Rows from a figure dataset:
____________

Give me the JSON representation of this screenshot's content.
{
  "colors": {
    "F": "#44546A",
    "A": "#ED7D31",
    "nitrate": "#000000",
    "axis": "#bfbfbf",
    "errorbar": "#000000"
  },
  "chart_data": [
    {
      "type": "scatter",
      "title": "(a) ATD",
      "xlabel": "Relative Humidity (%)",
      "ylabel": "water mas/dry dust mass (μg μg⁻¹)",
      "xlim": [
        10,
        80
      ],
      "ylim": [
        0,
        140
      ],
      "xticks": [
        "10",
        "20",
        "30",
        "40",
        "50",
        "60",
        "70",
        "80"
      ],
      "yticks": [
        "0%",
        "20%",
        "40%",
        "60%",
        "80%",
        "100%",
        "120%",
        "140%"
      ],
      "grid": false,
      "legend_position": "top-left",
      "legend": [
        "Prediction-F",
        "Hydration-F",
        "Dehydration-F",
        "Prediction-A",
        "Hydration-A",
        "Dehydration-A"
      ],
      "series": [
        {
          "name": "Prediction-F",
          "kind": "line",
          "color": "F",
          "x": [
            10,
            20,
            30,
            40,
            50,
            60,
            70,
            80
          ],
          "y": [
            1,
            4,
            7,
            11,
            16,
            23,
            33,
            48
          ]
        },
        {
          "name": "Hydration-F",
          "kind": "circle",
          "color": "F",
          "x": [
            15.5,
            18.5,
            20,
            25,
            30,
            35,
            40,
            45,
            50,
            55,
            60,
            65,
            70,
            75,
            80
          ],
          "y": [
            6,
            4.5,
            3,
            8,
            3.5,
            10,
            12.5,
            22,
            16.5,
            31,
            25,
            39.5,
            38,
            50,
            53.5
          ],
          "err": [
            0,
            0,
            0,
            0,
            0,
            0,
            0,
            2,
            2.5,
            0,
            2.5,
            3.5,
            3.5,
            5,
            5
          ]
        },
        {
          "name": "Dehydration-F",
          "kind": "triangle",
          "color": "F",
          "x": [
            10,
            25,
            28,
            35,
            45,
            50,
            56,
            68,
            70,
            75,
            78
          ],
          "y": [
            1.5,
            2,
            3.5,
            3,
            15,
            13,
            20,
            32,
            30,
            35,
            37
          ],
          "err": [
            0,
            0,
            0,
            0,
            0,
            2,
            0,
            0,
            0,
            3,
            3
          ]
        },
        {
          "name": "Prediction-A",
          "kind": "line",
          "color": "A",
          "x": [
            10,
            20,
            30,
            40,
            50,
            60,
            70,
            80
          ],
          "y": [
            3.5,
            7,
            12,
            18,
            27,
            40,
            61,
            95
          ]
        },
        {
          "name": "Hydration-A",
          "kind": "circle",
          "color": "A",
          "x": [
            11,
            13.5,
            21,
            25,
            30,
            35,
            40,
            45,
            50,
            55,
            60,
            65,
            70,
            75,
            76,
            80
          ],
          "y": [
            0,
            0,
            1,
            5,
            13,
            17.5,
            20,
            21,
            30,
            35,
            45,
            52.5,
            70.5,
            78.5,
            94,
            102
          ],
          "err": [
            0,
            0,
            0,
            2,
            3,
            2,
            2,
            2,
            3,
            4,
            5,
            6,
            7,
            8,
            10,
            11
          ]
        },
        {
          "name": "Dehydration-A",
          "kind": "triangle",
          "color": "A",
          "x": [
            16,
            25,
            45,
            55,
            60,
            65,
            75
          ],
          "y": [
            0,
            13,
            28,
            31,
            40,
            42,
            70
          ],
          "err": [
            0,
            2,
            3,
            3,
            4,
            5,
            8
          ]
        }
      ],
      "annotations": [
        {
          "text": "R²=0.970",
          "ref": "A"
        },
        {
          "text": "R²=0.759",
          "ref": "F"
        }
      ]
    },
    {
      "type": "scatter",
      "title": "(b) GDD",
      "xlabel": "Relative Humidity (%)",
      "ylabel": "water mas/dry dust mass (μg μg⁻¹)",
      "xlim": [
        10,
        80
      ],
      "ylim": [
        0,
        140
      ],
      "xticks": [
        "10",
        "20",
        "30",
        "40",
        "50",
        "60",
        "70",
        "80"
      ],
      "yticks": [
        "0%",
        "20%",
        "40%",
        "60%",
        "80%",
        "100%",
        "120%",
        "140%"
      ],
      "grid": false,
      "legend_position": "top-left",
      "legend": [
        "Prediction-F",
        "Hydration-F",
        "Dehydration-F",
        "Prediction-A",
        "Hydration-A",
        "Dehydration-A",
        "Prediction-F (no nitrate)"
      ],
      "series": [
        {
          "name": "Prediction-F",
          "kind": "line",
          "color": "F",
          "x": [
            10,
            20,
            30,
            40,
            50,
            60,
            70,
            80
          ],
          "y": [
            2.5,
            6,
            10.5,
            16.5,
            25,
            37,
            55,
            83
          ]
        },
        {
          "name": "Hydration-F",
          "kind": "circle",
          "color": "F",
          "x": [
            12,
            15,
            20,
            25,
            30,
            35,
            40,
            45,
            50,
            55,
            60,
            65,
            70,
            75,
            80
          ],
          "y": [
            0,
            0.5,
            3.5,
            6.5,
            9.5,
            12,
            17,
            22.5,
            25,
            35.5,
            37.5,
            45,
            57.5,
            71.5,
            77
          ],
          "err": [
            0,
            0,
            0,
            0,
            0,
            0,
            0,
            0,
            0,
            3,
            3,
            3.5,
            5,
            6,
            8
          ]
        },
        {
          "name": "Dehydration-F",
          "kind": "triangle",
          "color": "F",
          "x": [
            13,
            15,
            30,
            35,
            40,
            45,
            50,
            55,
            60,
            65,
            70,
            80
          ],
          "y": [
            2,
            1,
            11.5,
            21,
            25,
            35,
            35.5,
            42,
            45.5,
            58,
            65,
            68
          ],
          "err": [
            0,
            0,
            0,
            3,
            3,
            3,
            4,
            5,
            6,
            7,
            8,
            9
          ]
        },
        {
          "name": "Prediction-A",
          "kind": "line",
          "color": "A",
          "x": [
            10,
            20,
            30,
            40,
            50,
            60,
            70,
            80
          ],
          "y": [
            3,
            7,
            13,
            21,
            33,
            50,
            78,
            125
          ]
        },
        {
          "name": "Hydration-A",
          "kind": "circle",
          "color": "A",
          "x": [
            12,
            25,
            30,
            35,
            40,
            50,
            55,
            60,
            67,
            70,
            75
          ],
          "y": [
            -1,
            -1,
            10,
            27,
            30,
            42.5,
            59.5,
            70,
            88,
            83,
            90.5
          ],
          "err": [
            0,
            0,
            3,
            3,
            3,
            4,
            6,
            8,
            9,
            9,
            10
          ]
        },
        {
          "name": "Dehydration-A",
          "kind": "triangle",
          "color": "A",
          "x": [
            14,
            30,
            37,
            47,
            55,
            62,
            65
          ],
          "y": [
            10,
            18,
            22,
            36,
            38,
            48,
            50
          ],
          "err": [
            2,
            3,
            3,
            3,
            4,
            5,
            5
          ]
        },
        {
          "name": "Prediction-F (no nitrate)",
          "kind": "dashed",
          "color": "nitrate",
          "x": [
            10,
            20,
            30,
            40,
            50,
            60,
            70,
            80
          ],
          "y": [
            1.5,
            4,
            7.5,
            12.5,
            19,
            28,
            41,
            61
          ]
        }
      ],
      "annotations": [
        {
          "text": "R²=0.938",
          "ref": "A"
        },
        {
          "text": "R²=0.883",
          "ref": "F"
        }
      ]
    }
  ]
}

____________

§ PROBLEM TO SOLVE:
Above are some records; repeat all of them exactly.

§ RESPONSE:
Give me the JSON representation of this screenshot's content.
{
  "colors": {
    "F": "#44546A",
    "A": "#ED7D31",
    "nitrate": "#000000",
    "axis": "#bfbfbf",
    "errorbar": "#000000"
  },
  "chart_data": [
    {
      "type": "scatter",
      "title": "(a) ATD",
      "xlabel": "Relative Humidity (%)",
      "ylabel": "water mas/dry dust mass (μg μg⁻¹)",
      "xlim": [
        10,
        80
      ],
      "ylim": [
        0,
        140
      ],
      "xticks": [
        "10",
        "20",
        "30",
        "40",
        "50",
        "60",
        "70",
        "80"
      ],
      "yticks": [
        "0%",
        "20%",
        "40%",
        "60%",
        "80%",
        "100%",
        "120%",
        "140%"
      ],
      "grid": false,
      "legend_position": "top-left",
      "legend": [
        "Prediction-F",
        "Hydration-F",
        "Dehydration-F",
        "Prediction-A",
        "Hydration-A",
        "Dehydration-A"
      ],
      "series": [
        {
          "name": "Prediction-F",
          "kind": "line",
          "color": "F",
          "x": [
            10,
            20,
            30,
            40,
            50,
            60,
            70,
            80
          ],
          "y": [
            1,
            4,
            7,
            11,
            16,
            23,
            33,
            48
          ]
        },
        {
          "name": "Hydration-F",
          "kind": "circle",
          "color": "F",
          "x": [
            15.5,
            18.5,
            20,
            25,
            30,
            35,
            40,
            45,
            50,
            55,
            60,
            65,
            70,
            75,
            80
          ],
          "y": [
            6,
            4.5,
            3,
            8,
            3.5,
            10,
            12.5,
            22,
            16.5,
            31,
            25,
            39.5,
            38,
            50,
            53.5
          ],
          "err": [
            0,
            0,
            0,
            0,
            0,
            0,
            0,
            2,
            2.5,
            0,
            2.5,
            3.5,
            3.5,
            5,
            5
          ]
        },
        {
          "name": "Dehydration-F",
          "kind": "triangle",
          "color": "F",
          "x": [
            10,
            25,
            28,
            35,
            45,
            50,
            56,
            68,
            70,
            75,
            78
          ],
          "y": [
            1.5,
            2,
            3.5,
            3,
            15,
            13,
            20,
            32,
            30,
            35,
            37
          ],
          "err": [
            0,
            0,
            0,
            0,
            0,
            2,
            0,
            0,
            0,
            3,
            3
          ]
        },
        {
          "name": "Prediction-A",
          "kind": "line",
          "color": "A",
          "x": [
            10,
            20,
            30,
            40,
            50,
            60,
            70,
            80
          ],
          "y": [
            3.5,
            7,
            12,
            18,
            27,
            40,
            61,
            95
          ]
        },
        {
          "name": "Hydration-A",
          "kind": "circle",
          "color": "A",
          "x": [
            11,
            13.5,
            21,
            25,
            30,
            35,
            40,
            45,
            50,
            55,
            60,
            65,
            70,
            75,
            76,
            80
          ],
          "y": [
            0,
            0,
            1,
            5,
            13,
            17.5,
            20,
            21,
            30,
            35,
            45,
            52.5,
            70.5,
            78.5,
            94,
            102
          ],
          "err": [
            0,
            0,
            0,
            2,
            3,
            2,
            2,
            2,
            3,
            4,
            5,
            6,
            7,
            8,
            10,
            11
          ]
        },
        {
          "name": "Dehydration-A",
          "kind": "triangle",
          "color": "A",
          "x": [
            16,
            25,
            45,
            55,
            60,
            65,
            75
          ],
          "y": [
            0,
            13,
            28,
            31,
            40,
            42,
            70
          ],
          "err": [
            0,
            2,
            3,
            3,
            4,
            5,
            8
          ]
        }
      ],
      "annotations": [
        {
          "text": "R²=0.970",
          "ref": "A"
        },
        {
          "text": "R²=0.759",
          "ref": "F"
        }
      ]
    },
    {
      "type": "scatter",
      "title": "(b) GDD",
      "xlabel": "Relative Humidity (%)",
      "ylabel": "water mas/dry dust mass (μg μg⁻¹)",
      "xlim": [
        10,
        80
      ],
      "ylim": [
        0,
        140
      ],
      "xticks": [
        "10",
        "20",
        "30",
        "40",
        "50",
        "60",
        "70",
        "80"
      ],
      "yticks": [
        "0%",
        "20%",
        "40%",
        "60%",
        "80%",
        "100%",
        "120%",
        "140%"
      ],
      "grid": false,
      "legend_position": "top-left",
      "legend": [
        "Prediction-F",
        "Hydration-F",
        "Dehydration-F",
        "Prediction-A",
        "Hydration-A",
        "Dehydration-A",
        "Prediction-F (no nitrate)"
      ],
      "series": [
        {
          "name": "Prediction-F",
          "kind": "line",
          "color": "F",
          "x": [
            10,
            20,
            30,
            40,
            50,
            60,
            70,
            80
          ],
          "y": [
            2.5,
            6,
            10.5,
            16.5,
            25,
            37,
            55,
            83
          ]
        },
        {
          "name": "Hydration-F",
          "kind": "circle",
          "color": "F",
          "x": [
            12,
            15,
            20,
            25,
            30,
            35,
            40,
            45,
            50,
            55,
            60,
            65,
            70,
            75,
            80
          ],
          "y": [
            0,
            0.5,
            3.5,
            6.5,
            9.5,
            12,
            17,
            22.5,
            25,
            35.5,
            37.5,
            45,
            57.5,
            71.5,
            77
          ],
          "err": [
            0,
            0,
            0,
            0,
            0,
            0,
            0,
            0,
            0,
            3,
            3,
            3.5,
            5,
            6,
            8
          ]
        },
        {
          "name": "Dehydration-F",
          "kind": "triangle",
          "color": "F",
          "x": [
            13,
            15,
            30,
            35,
            40,
            45,
            50,
            55,
            60,
            65,
            70,
            80
          ],
          "y": [
            2,
            1,
            11.5,
            21,
            25,
            35,
            35.5,
            42,
            45.5,
            58,
            65,
            68
          ],
          "err": [
            0,
            0,
            0,
            3,
            3,
            3,
            4,
            5,
            6,
            7,
            8,
            9
          ]
        },
        {
          "name": "Prediction-A",
          "kind": "line",
          "color": "A",
          "x": [
            10,
            20,
            30,
            40,
            50,
            60,
            70,
            80
          ],
          "y": [
            3,
            7,
            13,
            21,
            33,
            50,
            78,
            125
          ]
        },
        {
          "name": "Hydration-A",
          "kind": "circle",
          "color": "A",
          "x": [
            12,
            25,
            30,
            35,
            40,
            50,
            55,
            60,
            67,
            70,
            75
          ],
          "y": [
            -1,
            -1,
            10,
            27,
            30,
            42.5,
            59.5,
            70,
            88,
            83,
            90.5
          ],
          "err": [
            0,
            0,
            3,
            3,
            3,
            4,
            6,
            8,
            9,
            9,
            10
          ]
        },
        {
          "name": "Dehydration-A",
          "kind": "triangle",
          "color": "A",
          "x": [
            14,
            30,
            37,
            47,
            55,
            62,
            65
          ],
          "y": [
            10,
            18,
            22,
            36,
            38,
            48,
            50
          ],
          "err": [
            2,
            3,
            3,
            3,
            4,
            5,
            5
          ]
        },
        {
          "name": "Prediction-F (no nitrate)",
          "kind": "dashed",
          "color": "nitrate",
          "x": [
            10,
            20,
            30,
            40,
            50,
            60,
            70,
            80
          ],
          "y": [
            1.5,
            4,
            7.5,
            12.5,
            19,
            28,
            41,
            61
          ]
        }
      ],
      "annotations": [
        {
          "text": "R²=0.938",
          "ref": "A"
        },
        {
          "text": "R²=0.883",
          "ref": "F"
        }
      ]
    }
  ]
}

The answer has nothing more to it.